== Provided records ==
•••••
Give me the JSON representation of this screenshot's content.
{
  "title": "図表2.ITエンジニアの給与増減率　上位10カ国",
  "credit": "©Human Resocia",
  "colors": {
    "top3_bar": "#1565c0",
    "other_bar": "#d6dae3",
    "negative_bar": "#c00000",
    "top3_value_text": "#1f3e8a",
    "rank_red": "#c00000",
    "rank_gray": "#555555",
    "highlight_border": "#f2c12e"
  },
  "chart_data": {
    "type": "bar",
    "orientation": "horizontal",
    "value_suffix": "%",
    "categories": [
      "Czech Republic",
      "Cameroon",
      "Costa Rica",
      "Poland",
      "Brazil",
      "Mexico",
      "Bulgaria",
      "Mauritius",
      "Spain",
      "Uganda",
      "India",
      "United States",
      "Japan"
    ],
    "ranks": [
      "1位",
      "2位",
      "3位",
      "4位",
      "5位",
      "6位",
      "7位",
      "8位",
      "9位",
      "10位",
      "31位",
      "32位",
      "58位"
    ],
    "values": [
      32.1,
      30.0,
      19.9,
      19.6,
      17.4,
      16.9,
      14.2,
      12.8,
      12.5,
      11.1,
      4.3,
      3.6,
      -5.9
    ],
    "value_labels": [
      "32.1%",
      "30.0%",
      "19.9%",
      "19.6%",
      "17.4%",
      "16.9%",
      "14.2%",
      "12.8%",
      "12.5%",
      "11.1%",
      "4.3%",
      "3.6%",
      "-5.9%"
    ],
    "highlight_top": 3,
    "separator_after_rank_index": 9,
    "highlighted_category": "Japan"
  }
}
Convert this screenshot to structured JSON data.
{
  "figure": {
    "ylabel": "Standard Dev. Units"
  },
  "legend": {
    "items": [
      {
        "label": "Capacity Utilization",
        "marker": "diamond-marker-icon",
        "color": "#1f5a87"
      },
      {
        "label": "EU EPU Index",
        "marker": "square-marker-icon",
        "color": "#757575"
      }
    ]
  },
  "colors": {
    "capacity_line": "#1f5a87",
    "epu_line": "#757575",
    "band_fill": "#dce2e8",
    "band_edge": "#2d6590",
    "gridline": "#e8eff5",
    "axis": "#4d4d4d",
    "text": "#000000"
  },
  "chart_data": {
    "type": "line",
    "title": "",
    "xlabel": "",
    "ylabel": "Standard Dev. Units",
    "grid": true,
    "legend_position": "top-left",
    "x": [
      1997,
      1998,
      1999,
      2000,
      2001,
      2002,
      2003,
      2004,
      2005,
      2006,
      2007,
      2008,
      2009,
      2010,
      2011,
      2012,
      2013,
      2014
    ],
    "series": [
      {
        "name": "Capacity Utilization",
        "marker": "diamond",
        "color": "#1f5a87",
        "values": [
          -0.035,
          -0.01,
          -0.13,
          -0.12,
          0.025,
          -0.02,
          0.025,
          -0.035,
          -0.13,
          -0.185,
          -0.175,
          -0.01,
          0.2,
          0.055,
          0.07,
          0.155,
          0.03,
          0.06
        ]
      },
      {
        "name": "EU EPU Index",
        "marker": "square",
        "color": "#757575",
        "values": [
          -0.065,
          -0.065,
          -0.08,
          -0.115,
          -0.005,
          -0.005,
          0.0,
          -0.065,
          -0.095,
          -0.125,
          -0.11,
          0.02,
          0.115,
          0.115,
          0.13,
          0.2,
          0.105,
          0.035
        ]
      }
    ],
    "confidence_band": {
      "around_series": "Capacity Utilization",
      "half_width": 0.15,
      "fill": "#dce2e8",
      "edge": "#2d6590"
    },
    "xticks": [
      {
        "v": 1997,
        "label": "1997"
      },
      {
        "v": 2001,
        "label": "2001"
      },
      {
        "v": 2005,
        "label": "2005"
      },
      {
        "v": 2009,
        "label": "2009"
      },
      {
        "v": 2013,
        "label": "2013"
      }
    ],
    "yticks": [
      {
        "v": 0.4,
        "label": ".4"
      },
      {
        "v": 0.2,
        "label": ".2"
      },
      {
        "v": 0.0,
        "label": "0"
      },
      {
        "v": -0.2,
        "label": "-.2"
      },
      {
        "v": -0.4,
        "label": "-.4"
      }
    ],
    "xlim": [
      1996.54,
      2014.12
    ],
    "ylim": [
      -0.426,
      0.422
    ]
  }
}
•••••
== Exercise ==
What is the number of lines in these records that contain "marker"? Reply with the number only.

== The completed task ==
4